* **What you will do**: Pick out each line of the records in which the word "OCCT" appears.
#### Data provided ####
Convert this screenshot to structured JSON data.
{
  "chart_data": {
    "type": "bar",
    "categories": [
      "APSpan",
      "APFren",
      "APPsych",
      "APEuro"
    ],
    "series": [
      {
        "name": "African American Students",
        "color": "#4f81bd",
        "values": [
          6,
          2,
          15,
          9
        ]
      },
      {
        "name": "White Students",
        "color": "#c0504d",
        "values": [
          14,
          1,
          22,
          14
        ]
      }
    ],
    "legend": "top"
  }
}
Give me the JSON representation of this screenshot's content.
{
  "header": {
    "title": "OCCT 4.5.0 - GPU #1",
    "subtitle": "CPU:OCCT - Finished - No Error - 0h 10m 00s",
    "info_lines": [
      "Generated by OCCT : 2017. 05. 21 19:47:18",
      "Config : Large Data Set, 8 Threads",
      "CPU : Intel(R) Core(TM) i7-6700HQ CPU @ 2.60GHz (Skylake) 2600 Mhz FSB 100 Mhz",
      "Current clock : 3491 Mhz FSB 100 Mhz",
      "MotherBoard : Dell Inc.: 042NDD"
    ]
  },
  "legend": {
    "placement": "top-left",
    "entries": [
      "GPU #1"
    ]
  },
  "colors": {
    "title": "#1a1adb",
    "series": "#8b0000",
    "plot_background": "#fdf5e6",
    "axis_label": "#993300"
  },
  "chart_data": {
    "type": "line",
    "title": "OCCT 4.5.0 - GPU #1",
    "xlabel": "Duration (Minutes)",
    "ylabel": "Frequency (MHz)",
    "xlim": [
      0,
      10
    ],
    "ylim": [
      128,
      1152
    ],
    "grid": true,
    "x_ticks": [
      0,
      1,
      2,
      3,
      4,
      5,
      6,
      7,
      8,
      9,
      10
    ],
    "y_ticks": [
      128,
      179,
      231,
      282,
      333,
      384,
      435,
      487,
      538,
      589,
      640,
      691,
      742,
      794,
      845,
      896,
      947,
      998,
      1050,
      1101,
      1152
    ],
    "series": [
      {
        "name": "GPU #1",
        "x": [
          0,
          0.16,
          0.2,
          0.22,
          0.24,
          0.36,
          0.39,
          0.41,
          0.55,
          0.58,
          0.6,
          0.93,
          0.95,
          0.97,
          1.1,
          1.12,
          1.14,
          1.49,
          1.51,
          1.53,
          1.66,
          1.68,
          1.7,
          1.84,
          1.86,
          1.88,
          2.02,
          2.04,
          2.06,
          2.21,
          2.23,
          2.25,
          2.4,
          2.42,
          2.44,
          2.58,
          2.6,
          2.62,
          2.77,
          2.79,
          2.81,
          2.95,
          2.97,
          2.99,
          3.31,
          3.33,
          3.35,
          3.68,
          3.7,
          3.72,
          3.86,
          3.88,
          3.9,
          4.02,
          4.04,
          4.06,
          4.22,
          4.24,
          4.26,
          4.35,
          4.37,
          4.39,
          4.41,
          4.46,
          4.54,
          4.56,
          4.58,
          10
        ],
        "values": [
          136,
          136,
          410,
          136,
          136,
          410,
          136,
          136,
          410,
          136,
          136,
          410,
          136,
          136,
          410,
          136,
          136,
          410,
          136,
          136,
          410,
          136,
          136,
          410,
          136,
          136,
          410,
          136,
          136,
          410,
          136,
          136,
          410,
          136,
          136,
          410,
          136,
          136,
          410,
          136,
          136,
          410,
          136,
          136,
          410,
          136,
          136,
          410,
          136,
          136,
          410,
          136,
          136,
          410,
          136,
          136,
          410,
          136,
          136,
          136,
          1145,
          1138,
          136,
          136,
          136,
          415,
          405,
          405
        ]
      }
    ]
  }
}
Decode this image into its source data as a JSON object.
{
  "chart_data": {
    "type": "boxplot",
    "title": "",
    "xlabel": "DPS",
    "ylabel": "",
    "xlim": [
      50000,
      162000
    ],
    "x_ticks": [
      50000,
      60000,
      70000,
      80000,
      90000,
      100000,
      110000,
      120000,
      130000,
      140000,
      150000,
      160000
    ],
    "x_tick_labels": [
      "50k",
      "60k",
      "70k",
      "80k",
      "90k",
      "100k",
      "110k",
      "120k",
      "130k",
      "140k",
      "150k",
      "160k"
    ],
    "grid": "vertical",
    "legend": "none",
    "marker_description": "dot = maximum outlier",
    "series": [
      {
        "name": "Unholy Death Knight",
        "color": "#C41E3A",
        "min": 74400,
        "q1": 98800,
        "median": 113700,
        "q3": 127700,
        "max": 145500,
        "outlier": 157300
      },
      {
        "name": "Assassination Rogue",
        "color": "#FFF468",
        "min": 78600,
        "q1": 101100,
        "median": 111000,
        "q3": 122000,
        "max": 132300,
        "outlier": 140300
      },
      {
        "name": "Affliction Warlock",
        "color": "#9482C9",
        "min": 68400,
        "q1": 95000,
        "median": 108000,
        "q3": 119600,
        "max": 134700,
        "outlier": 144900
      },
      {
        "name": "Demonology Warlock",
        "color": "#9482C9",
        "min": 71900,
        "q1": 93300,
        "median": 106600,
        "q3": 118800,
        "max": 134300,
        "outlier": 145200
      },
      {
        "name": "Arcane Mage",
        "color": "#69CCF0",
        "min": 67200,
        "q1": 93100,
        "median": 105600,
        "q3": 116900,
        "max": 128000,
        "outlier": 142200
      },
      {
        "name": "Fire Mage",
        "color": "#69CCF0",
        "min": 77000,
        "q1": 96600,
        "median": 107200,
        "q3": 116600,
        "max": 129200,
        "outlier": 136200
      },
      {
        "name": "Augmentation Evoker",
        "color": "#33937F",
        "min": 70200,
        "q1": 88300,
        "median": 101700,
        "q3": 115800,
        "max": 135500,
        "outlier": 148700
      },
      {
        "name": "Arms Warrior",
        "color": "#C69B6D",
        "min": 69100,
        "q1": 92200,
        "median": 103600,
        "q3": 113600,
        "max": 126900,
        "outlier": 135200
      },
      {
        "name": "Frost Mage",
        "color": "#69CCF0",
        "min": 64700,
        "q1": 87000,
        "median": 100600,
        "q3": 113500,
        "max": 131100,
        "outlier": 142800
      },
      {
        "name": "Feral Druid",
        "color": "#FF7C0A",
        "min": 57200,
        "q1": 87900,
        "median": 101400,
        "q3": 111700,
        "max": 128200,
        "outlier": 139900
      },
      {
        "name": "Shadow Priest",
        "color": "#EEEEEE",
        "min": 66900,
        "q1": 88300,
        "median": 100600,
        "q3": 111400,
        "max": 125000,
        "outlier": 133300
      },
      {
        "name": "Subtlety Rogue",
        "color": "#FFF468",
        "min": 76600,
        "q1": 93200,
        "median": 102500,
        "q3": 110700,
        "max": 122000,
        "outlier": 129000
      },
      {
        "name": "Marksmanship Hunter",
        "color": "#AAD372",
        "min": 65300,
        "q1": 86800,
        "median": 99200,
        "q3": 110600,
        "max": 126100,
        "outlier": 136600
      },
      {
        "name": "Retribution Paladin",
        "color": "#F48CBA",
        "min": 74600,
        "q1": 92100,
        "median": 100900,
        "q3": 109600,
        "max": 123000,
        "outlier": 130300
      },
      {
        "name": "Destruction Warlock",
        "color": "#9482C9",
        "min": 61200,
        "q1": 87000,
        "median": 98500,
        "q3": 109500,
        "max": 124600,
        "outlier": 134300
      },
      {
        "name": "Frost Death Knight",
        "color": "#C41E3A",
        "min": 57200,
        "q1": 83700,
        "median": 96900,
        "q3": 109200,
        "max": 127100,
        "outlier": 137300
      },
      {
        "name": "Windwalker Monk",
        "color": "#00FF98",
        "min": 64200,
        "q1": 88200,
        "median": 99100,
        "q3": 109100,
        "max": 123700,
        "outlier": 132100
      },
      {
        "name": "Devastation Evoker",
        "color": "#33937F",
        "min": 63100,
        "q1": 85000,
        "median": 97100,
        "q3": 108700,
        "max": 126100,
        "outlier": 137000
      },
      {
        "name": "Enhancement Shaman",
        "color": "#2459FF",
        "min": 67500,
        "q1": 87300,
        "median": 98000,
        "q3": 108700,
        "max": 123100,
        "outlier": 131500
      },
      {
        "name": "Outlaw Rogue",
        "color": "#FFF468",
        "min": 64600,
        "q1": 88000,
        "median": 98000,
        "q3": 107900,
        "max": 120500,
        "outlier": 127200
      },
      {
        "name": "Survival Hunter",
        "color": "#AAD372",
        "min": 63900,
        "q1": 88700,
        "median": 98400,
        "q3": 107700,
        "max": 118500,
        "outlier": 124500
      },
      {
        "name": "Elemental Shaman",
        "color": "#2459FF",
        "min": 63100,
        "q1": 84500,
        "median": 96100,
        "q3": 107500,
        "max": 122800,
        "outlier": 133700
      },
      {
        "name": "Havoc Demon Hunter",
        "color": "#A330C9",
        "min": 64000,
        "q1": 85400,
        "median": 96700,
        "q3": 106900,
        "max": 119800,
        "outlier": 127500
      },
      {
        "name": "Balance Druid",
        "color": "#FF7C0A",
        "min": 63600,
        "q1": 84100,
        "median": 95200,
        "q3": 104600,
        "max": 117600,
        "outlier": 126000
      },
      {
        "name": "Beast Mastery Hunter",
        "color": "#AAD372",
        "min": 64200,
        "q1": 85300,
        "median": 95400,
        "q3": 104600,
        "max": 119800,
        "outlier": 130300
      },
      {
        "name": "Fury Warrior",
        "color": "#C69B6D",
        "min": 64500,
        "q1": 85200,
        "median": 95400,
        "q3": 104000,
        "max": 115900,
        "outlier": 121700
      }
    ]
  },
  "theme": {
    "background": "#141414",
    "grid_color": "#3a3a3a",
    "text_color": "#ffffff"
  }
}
####
* **Answer for the task**:
    "title": "OCCT 4.5.0 - GPU #1",
    "subtitle": "CPU:OCCT - Finished - No Error - 0h 10m 00s",
      "Generated by OCCT : 2017. 05. 21 19:47:18",
    "title": "OCCT 4.5.0 - GPU #1",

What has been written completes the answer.